== RECORDS SUPPLIED

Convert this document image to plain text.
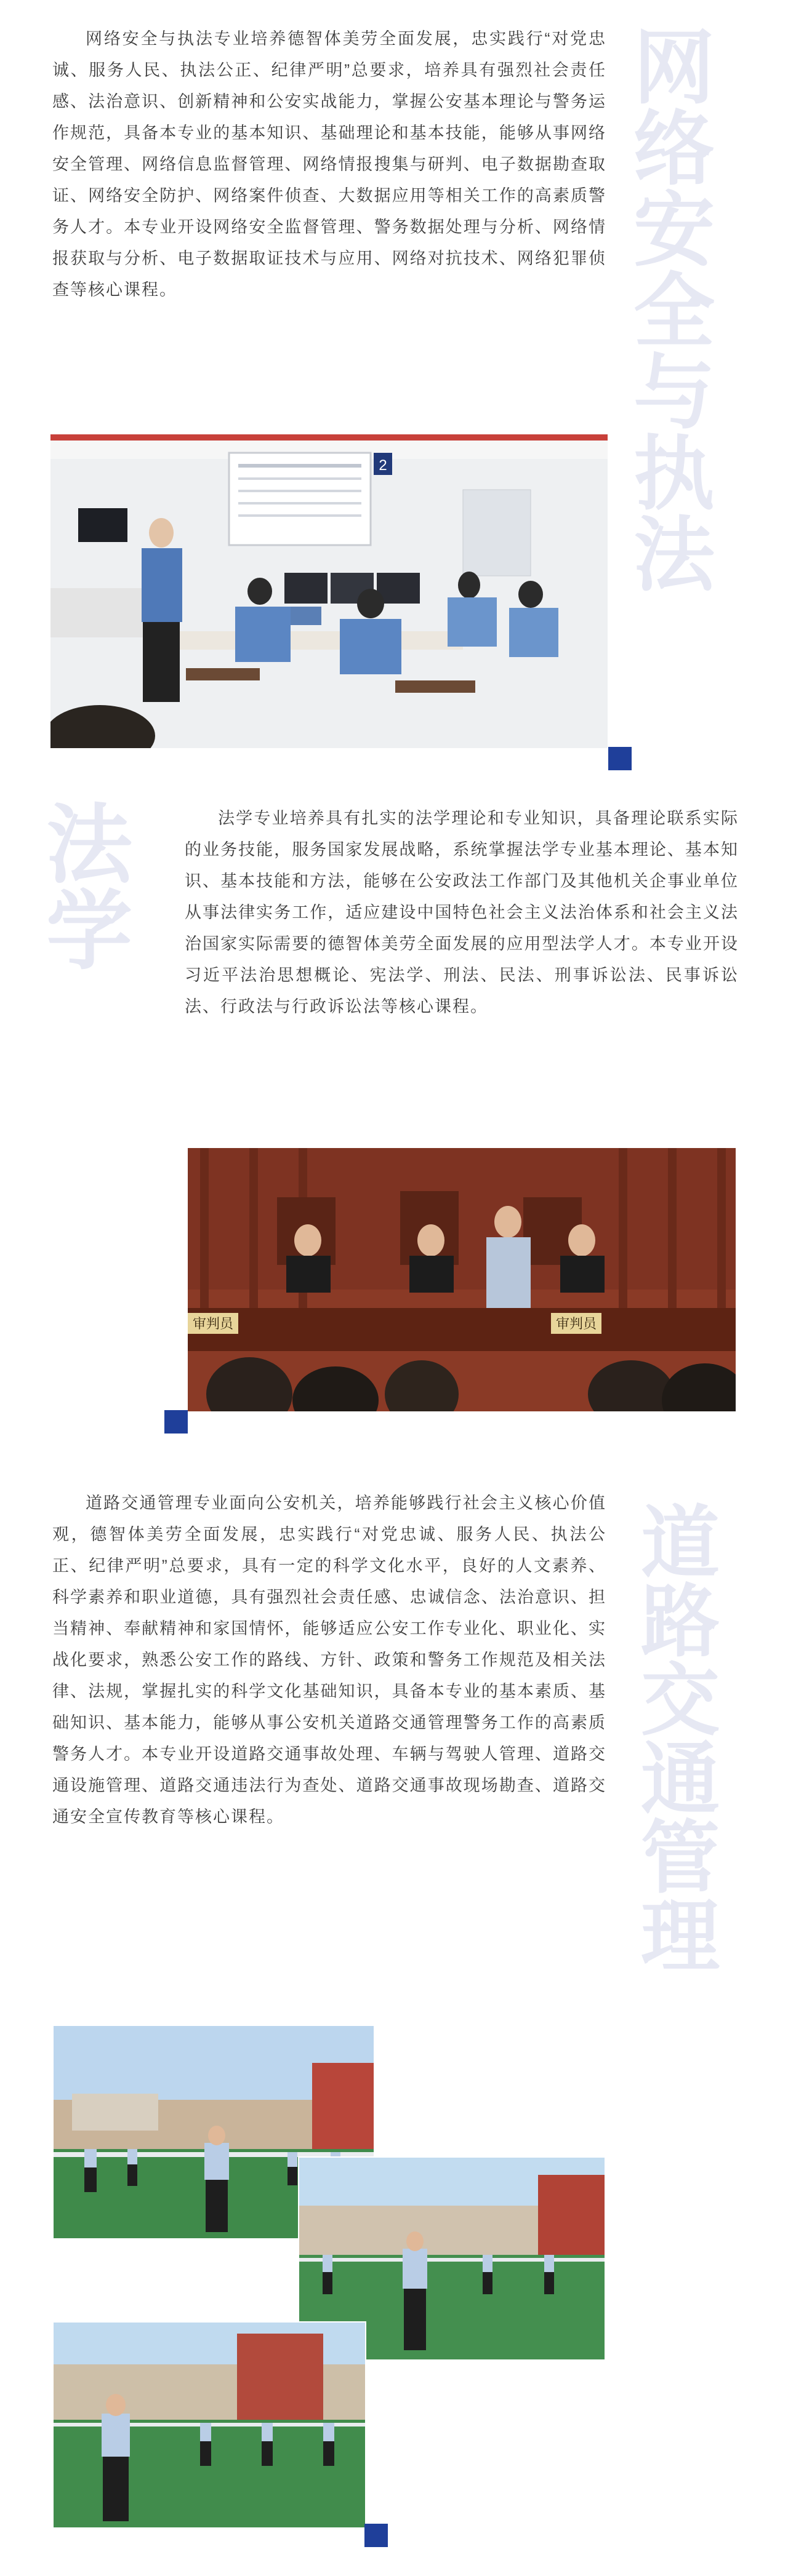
网络安全与执法

网络安全与执法专业培养德智体美劳全面发展，忠实践行“对党忠诚、服务人民、执法公正、纪律严明”总要求，培养具有强烈社会责任感、法治意识、创新精神和公安实战能力，掌握公安基本理论与警务运作规范，具备本专业的基本知识、基础理论和基本技能，能够从事网络安全管理、网络信息监督管理、网络情报搜集与研判、电子数据勘查取证、网络安全防护、网络案件侦查、大数据应用等相关工作的高素质警务人才。本专业开设网络安全监督管理、警务数据处理与分析、网络情报获取与分析、电子数据取证技术与应用、网络对抗技术、网络犯罪侦查等核心课程。

2
法学

法学专业培养具有扎实的法学理论和专业知识，具备理论联系实际的业务技能，服务国家发展战略，系统掌握法学专业基本理论、基本知识、基本技能和方法，能够在公安政法工作部门及其他机关企事业单位从事法律实务工作，适应建设中国特色社会主义法治体系和社会主义法治国家实际需要的德智体美劳全面发展的应用型法学人才。本专业开设习近平法治思想概论、宪法学、刑法、民法、刑事诉讼法、民事诉讼法、行政法与行政诉讼法等核心课程。

审判员	审判员
道路交通管理

道路交通管理专业面向公安机关，培养能够践行社会主义核心价值观，德智体美劳全面发展，忠实践行“对党忠诚、服务人民、执法公正、纪律严明”总要求，具有一定的科学文化水平，良好的人文素养、科学素养和职业道德，具有强烈社会责任感、忠诚信念、法治意识、担当精神、奉献精神和家国情怀，能够适应公安工作专业化、职业化、实战化要求，熟悉公安工作的路线、方针、政策和警务工作规范及相关法律、法规，掌握扎实的科学文化基础知识，具备本专业的基本素质、基础知识、基本能力，能够从事公安机关道路交通管理警务工作的高素质警务人才。本专业开设道路交通事故处理、车辆与驾驶人管理、道路交通设施管理、道路交通违法行为查处、道路交通事故现场勘查、道路交通安全宣传教育等核心课程。
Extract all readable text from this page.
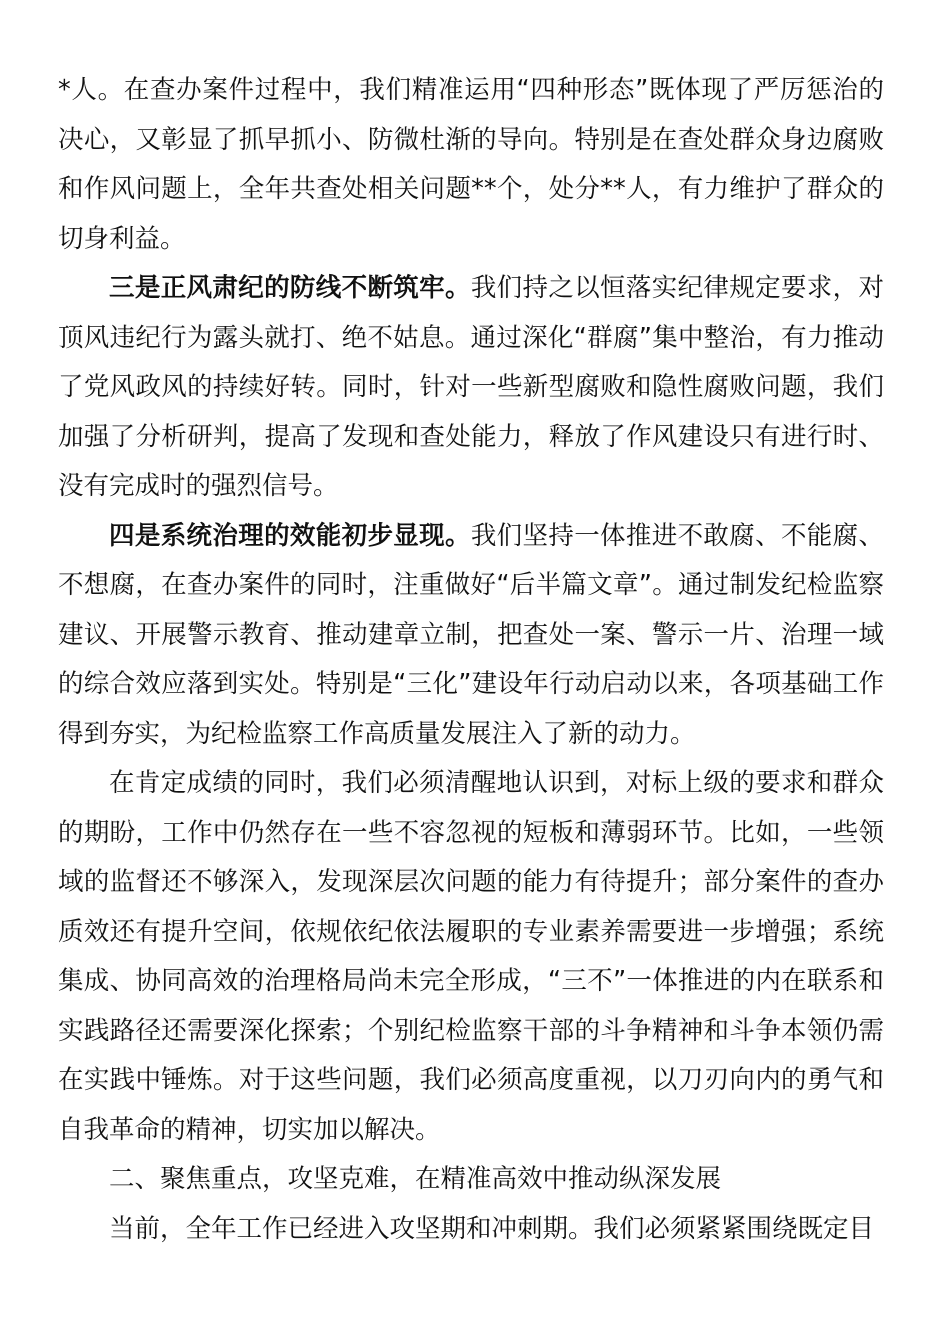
*人。在查办案件过程中，我们精准运用“四种形态”既体现了严厉惩治的决心，又彰显了抓早抓小、防微杜渐的导向。特别是在查处群众身边腐败和作风问题上，全年共查处相关问题**个，处分**人，有力维护了群众的切身利益。

三是正风肃纪的防线不断筑牢。我们持之以恒落实纪律规定要求，对顶风违纪行为露头就打、绝不姑息。通过深化“群腐”集中整治，有力推动了党风政风的持续好转。同时，针对一些新型腐败和隐性腐败问题，我们加强了分析研判，提高了发现和查处能力，释放了作风建设只有进行时、没有完成时的强烈信号。

四是系统治理的效能初步显现。我们坚持一体推进不敢腐、不能腐、不想腐，在查办案件的同时，注重做好“后半篇文章”。通过制发纪检监察建议、开展警示教育、推动建章立制，把查处一案、警示一片、治理一域的综合效应落到实处。特别是“三化”建设年行动启动以来，各项基础工作得到夯实，为纪检监察工作高质量发展注入了新的动力。

在肯定成绩的同时，我们必须清醒地认识到，对标上级的要求和群众的期盼，工作中仍然存在一些不容忽视的短板和薄弱环节。比如，一些领域的监督还不够深入，发现深层次问题的能力有待提升；部分案件的查办质效还有提升空间，依规依纪依法履职的专业素养需要进一步增强；系统集成、协同高效的治理格局尚未完全形成，“三不”一体推进的内在联系和实践路径还需要深化探索；个别纪检监察干部的斗争精神和斗争本领仍需在实践中锤炼。对于这些问题，我们必须高度重视，以刀刃向内的勇气和自我革命的精神，切实加以解决。

二、聚焦重点，攻坚克难，在精准高效中推动纵深发展

当前，全年工作已经进入攻坚期和冲刺期。我们必须紧紧围绕既定目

====

▸ WHAT THE EXERCISE ASKS
Using the material above, return every line exactly as it appears, minus the pictures.

▸ EXERCISE OUTPUT
Convert this document image to plain text.
网络安全与执法

网络安全与执法专业培养德智体美劳全面发展，忠实践行“对党忠诚、服务人民、执法公正、纪律严明”总要求，培养具有强烈社会责任感、法治意识、创新精神和公安实战能力，掌握公安基本理论与警务运作规范，具备本专业的基本知识、基础理论和基本技能，能够从事网络安全管理、网络信息监督管理、网络情报搜集与研判、电子数据勘查取证、网络安全防护、网络案件侦查、大数据应用等相关工作的高素质警务人才。本专业开设网络安全监督管理、警务数据处理与分析、网络情报获取与分析、电子数据取证技术与应用、网络对抗技术、网络犯罪侦查等核心课程。

2
法学

法学专业培养具有扎实的法学理论和专业知识，具备理论联系实际的业务技能，服务国家发展战略，系统掌握法学专业基本理论、基本知识、基本技能和方法，能够在公安政法工作部门及其他机关企事业单位从事法律实务工作，适应建设中国特色社会主义法治体系和社会主义法治国家实际需要的德智体美劳全面发展的应用型法学人才。本专业开设习近平法治思想概论、宪法学、刑法、民法、刑事诉讼法、民事诉讼法、行政法与行政诉讼法等核心课程。

审判员	审判员
道路交通管理

道路交通管理专业面向公安机关，培养能够践行社会主义核心价值观，德智体美劳全面发展，忠实践行“对党忠诚、服务人民、执法公正、纪律严明”总要求，具有一定的科学文化水平，良好的人文素养、科学素养和职业道德，具有强烈社会责任感、忠诚信念、法治意识、担当精神、奉献精神和家国情怀，能够适应公安工作专业化、职业化、实战化要求，熟悉公安工作的路线、方针、政策和警务工作规范及相关法律、法规，掌握扎实的科学文化基础知识，具备本专业的基本素质、基础知识、基本能力，能够从事公安机关道路交通管理警务工作的高素质警务人才。本专业开设道路交通事故处理、车辆与驾驶人管理、道路交通设施管理、道路交通违法行为查处、道路交通事故现场勘查、道路交通安全宣传教育等核心课程。
Extract all readable text from this page.
*人。在查办案件过程中，我们精准运用“四种形态”既体现了严厉惩治的决心，又彰显了抓早抓小、防微杜渐的导向。特别是在查处群众身边腐败和作风问题上，全年共查处相关问题**个，处分**人，有力维护了群众的切身利益。

三是正风肃纪的防线不断筑牢。我们持之以恒落实纪律规定要求，对顶风违纪行为露头就打、绝不姑息。通过深化“群腐”集中整治，有力推动了党风政风的持续好转。同时，针对一些新型腐败和隐性腐败问题，我们加强了分析研判，提高了发现和查处能力，释放了作风建设只有进行时、没有完成时的强烈信号。

四是系统治理的效能初步显现。我们坚持一体推进不敢腐、不能腐、不想腐，在查办案件的同时，注重做好“后半篇文章”。通过制发纪检监察建议、开展警示教育、推动建章立制，把查处一案、警示一片、治理一域的综合效应落到实处。特别是“三化”建设年行动启动以来，各项基础工作得到夯实，为纪检监察工作高质量发展注入了新的动力。

在肯定成绩的同时，我们必须清醒地认识到，对标上级的要求和群众的期盼，工作中仍然存在一些不容忽视的短板和薄弱环节。比如，一些领域的监督还不够深入，发现深层次问题的能力有待提升；部分案件的查办质效还有提升空间，依规依纪依法履职的专业素养需要进一步增强；系统集成、协同高效的治理格局尚未完全形成，“三不”一体推进的内在联系和实践路径还需要深化探索；个别纪检监察干部的斗争精神和斗争本领仍需在实践中锤炼。对于这些问题，我们必须高度重视，以刀刃向内的勇气和自我革命的精神，切实加以解决。

二、聚焦重点，攻坚克难，在精准高效中推动纵深发展

当前，全年工作已经进入攻坚期和冲刺期。我们必须紧紧围绕既定目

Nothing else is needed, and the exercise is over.